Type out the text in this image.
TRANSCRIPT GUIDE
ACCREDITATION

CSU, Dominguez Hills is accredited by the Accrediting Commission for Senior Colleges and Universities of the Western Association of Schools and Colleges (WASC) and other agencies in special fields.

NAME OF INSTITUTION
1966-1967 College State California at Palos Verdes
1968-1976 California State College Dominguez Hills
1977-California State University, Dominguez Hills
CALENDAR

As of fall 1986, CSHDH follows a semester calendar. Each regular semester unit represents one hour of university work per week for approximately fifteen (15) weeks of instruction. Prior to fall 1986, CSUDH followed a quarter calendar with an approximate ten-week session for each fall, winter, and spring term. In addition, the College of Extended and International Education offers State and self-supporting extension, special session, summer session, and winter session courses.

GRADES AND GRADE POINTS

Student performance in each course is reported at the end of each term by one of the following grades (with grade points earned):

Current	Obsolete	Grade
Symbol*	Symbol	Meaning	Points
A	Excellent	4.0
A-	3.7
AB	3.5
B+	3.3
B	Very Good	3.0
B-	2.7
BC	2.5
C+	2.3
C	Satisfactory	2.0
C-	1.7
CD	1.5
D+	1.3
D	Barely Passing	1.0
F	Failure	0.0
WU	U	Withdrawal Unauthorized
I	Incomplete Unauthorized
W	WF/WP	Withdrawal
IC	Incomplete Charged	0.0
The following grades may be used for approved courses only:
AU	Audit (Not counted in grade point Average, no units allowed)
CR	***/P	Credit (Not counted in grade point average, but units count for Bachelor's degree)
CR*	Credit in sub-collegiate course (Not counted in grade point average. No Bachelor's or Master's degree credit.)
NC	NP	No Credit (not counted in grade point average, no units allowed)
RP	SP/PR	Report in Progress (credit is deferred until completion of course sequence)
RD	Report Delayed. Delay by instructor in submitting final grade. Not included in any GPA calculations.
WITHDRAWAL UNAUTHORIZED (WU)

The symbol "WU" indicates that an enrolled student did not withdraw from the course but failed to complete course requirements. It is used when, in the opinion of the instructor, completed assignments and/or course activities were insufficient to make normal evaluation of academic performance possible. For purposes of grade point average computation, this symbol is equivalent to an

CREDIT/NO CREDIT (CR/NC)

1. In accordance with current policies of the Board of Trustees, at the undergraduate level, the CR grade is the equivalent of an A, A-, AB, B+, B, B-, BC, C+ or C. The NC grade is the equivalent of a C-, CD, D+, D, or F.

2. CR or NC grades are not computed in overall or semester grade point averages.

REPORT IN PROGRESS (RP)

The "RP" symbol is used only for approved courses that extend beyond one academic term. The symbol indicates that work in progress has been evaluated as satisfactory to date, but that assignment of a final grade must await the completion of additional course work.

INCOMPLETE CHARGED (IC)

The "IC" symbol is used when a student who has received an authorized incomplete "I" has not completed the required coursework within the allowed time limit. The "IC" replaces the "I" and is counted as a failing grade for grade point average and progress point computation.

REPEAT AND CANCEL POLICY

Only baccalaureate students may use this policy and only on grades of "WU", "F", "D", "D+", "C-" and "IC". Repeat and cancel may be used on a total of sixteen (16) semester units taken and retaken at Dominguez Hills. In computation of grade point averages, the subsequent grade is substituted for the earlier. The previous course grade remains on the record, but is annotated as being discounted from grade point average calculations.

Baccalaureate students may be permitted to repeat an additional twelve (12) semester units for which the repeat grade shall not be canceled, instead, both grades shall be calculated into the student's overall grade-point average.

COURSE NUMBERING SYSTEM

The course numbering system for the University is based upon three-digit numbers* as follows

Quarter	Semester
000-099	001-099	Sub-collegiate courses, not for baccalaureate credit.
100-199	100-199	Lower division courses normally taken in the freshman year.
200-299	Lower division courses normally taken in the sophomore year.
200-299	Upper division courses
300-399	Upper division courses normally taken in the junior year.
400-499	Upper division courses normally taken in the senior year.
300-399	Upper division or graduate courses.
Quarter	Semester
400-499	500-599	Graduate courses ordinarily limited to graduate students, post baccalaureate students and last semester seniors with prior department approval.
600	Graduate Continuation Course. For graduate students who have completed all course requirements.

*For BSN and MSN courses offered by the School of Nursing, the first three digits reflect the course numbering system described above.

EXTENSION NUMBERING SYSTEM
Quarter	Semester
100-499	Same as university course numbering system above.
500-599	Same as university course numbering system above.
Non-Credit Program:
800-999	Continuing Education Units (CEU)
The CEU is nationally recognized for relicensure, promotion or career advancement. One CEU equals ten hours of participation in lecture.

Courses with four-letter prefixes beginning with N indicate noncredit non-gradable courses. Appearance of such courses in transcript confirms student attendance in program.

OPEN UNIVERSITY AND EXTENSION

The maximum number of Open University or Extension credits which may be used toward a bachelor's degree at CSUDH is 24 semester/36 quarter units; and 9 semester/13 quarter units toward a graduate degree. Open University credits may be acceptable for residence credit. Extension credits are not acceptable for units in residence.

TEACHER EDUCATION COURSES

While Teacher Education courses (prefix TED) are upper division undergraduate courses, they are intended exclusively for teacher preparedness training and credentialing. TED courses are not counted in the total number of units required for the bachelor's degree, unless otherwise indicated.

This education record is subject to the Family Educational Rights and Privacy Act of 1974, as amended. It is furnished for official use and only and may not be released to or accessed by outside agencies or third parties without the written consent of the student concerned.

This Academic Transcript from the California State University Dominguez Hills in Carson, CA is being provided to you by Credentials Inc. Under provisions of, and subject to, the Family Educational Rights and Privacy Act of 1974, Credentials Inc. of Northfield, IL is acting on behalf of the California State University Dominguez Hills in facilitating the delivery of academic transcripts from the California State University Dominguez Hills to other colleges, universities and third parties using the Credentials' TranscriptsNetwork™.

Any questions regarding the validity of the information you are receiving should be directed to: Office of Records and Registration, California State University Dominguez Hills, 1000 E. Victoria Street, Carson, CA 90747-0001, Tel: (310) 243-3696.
———
▶ Given task: Exactly as shown above, return every record.

▶ The answer:
Type out the text in this image.
TRANSCRIPT GUIDE
ACCREDITATION

CSU, Dominguez Hills is accredited by the Accrediting Commission for Senior Colleges and Universities of the Western Association of Schools and Colleges (WASC) and other agencies in special fields.

NAME OF INSTITUTION
1966-1967 College State California at Palos Verdes
1968-1976 California State College Dominguez Hills
1977-California State University, Dominguez Hills
CALENDAR

As of fall 1986, CSHDH follows a semester calendar. Each regular semester unit represents one hour of university work per week for approximately fifteen (15) weeks of instruction. Prior to fall 1986, CSUDH followed a quarter calendar with an approximate ten-week session for each fall, winter, and spring term. In addition, the College of Extended and International Education offers State and self-supporting extension, special session, summer session, and winter session courses.

GRADES AND GRADE POINTS

Student performance in each course is reported at the end of each term by one of the following grades (with grade points earned):

Current	Obsolete	Grade
Symbol*	Symbol	Meaning	Points
A	Excellent	4.0
A-	3.7
AB	3.5
B+	3.3
B	Very Good	3.0
B-	2.7
BC	2.5
C+	2.3
C	Satisfactory	2.0
C-	1.7
CD	1.5
D+	1.3
D	Barely Passing	1.0
F	Failure	0.0
WU	U	Withdrawal Unauthorized
I	Incomplete Unauthorized
W	WF/WP	Withdrawal
IC	Incomplete Charged	0.0
The following grades may be used for approved courses only:
AU	Audit (Not counted in grade point Average, no units allowed)
CR	***/P	Credit (Not counted in grade point average, but units count for Bachelor's degree)
CR*	Credit in sub-collegiate course (Not counted in grade point average. No Bachelor's or Master's degree credit.)
NC	NP	No Credit (not counted in grade point average, no units allowed)
RP	SP/PR	Report in Progress (credit is deferred until completion of course sequence)
RD	Report Delayed. Delay by instructor in submitting final grade. Not included in any GPA calculations.
WITHDRAWAL UNAUTHORIZED (WU)

The symbol "WU" indicates that an enrolled student did not withdraw from the course but failed to complete course requirements. It is used when, in the opinion of the instructor, completed assignments and/or course activities were insufficient to make normal evaluation of academic performance possible. For purposes of grade point average computation, this symbol is equivalent to an

CREDIT/NO CREDIT (CR/NC)

1. In accordance with current policies of the Board of Trustees, at the undergraduate level, the CR grade is the equivalent of an A, A-, AB, B+, B, B-, BC, C+ or C. The NC grade is the equivalent of a C-, CD, D+, D, or F.

2. CR or NC grades are not computed in overall or semester grade point averages.

REPORT IN PROGRESS (RP)

The "RP" symbol is used only for approved courses that extend beyond one academic term. The symbol indicates that work in progress has been evaluated as satisfactory to date, but that assignment of a final grade must await the completion of additional course work.

INCOMPLETE CHARGED (IC)

The "IC" symbol is used when a student who has received an authorized incomplete "I" has not completed the required coursework within the allowed time limit. The "IC" replaces the "I" and is counted as a failing grade for grade point average and progress point computation.

REPEAT AND CANCEL POLICY

Only baccalaureate students may use this policy and only on grades of "WU", "F", "D", "D+", "C-" and "IC". Repeat and cancel may be used on a total of sixteen (16) semester units taken and retaken at Dominguez Hills. In computation of grade point averages, the subsequent grade is substituted for the earlier. The previous course grade remains on the record, but is annotated as being discounted from grade point average calculations.

Baccalaureate students may be permitted to repeat an additional twelve (12) semester units for which the repeat grade shall not be canceled, instead, both grades shall be calculated into the student's overall grade-point average.

COURSE NUMBERING SYSTEM

The course numbering system for the University is based upon three-digit numbers* as follows

Quarter	Semester
000-099	001-099	Sub-collegiate courses, not for baccalaureate credit.
100-199	100-199	Lower division courses normally taken in the freshman year.
200-299	Lower division courses normally taken in the sophomore year.
200-299	Upper division courses
300-399	Upper division courses normally taken in the junior year.
400-499	Upper division courses normally taken in the senior year.
300-399	Upper division or graduate courses.
Quarter	Semester
400-499	500-599	Graduate courses ordinarily limited to graduate students, post baccalaureate students and last semester seniors with prior department approval.
600	Graduate Continuation Course. For graduate students who have completed all course requirements.

*For BSN and MSN courses offered by the School of Nursing, the first three digits reflect the course numbering system described above.

EXTENSION NUMBERING SYSTEM
Quarter	Semester
100-499	Same as university course numbering system above.
500-599	Same as university course numbering system above.
Non-Credit Program:
800-999	Continuing Education Units (CEU)
The CEU is nationally recognized for relicensure, promotion or career advancement. One CEU equals ten hours of participation in lecture.

Courses with four-letter prefixes beginning with N indicate noncredit non-gradable courses. Appearance of such courses in transcript confirms student attendance in program.

OPEN UNIVERSITY AND EXTENSION

The maximum number of Open University or Extension credits which may be used toward a bachelor's degree at CSUDH is 24 semester/36 quarter units; and 9 semester/13 quarter units toward a graduate degree. Open University credits may be acceptable for residence credit. Extension credits are not acceptable for units in residence.

TEACHER EDUCATION COURSES

While Teacher Education courses (prefix TED) are upper division undergraduate courses, they are intended exclusively for teacher preparedness training and credentialing. TED courses are not counted in the total number of units required for the bachelor's degree, unless otherwise indicated.

This education record is subject to the Family Educational Rights and Privacy Act of 1974, as amended. It is furnished for official use and only and may not be released to or accessed by outside agencies or third parties without the written consent of the student concerned.

This Academic Transcript from the California State University Dominguez Hills in Carson, CA is being provided to you by Credentials Inc. Under provisions of, and subject to, the Family Educational Rights and Privacy Act of 1974, Credentials Inc. of Northfield, IL is acting on behalf of the California State University Dominguez Hills in facilitating the delivery of academic transcripts from the California State University Dominguez Hills to other colleges, universities and third parties using the Credentials' TranscriptsNetwork™.

Any questions regarding the validity of the information you are receiving should be directed to: Office of Records and Registration, California State University Dominguez Hills, 1000 E. Victoria Street, Carson, CA 90747-0001, Tel: (310) 243-3696.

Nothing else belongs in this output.